## [What the task requires]
Write the material out again, line by line, exactly as it is.

Data extracted from a collection
______________________________

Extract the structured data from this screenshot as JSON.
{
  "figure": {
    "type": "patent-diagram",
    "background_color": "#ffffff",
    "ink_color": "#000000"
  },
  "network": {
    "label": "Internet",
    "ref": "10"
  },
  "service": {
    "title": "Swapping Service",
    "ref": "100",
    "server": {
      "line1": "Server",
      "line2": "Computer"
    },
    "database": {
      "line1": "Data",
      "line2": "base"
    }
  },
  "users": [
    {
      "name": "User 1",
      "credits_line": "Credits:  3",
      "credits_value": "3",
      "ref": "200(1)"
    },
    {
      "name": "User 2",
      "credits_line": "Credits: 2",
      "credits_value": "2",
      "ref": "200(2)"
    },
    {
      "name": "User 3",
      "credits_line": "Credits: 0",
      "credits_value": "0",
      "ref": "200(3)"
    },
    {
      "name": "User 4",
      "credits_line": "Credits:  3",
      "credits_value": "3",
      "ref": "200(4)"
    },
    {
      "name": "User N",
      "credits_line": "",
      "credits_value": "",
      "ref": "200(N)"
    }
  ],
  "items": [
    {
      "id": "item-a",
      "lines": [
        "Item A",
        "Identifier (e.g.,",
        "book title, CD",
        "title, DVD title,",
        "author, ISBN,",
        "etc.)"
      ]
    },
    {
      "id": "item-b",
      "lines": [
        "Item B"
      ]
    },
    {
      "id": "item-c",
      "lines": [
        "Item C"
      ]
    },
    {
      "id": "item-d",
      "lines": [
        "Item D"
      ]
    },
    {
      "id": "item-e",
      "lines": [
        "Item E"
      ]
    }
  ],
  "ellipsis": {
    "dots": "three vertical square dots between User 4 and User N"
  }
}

______________________________

## [Problem solution]
Extract the structured data from this screenshot as JSON.
{
  "figure": {
    "type": "patent-diagram",
    "background_color": "#ffffff",
    "ink_color": "#000000"
  },
  "network": {
    "label": "Internet",
    "ref": "10"
  },
  "service": {
    "title": "Swapping Service",
    "ref": "100",
    "server": {
      "line1": "Server",
      "line2": "Computer"
    },
    "database": {
      "line1": "Data",
      "line2": "base"
    }
  },
  "users": [
    {
      "name": "User 1",
      "credits_line": "Credits:  3",
      "credits_value": "3",
      "ref": "200(1)"
    },
    {
      "name": "User 2",
      "credits_line": "Credits: 2",
      "credits_value": "2",
      "ref": "200(2)"
    },
    {
      "name": "User 3",
      "credits_line": "Credits: 0",
      "credits_value": "0",
      "ref": "200(3)"
    },
    {
      "name": "User 4",
      "credits_line": "Credits:  3",
      "credits_value": "3",
      "ref": "200(4)"
    },
    {
      "name": "User N",
      "credits_line": "",
      "credits_value": "",
      "ref": "200(N)"
    }
  ],
  "items": [
    {
      "id": "item-a",
      "lines": [
        "Item A",
        "Identifier (e.g.,",
        "book title, CD",
        "title, DVD title,",
        "author, ISBN,",
        "etc.)"
      ]
    },
    {
      "id": "item-b",
      "lines": [
        "Item B"
      ]
    },
    {
      "id": "item-c",
      "lines": [
        "Item C"
      ]
    },
    {
      "id": "item-d",
      "lines": [
        "Item D"
      ]
    },
    {
      "id": "item-e",
      "lines": [
        "Item E"
      ]
    }
  ],
  "ellipsis": {
    "dots": "three vertical square dots between User 4 and User N"
  }
}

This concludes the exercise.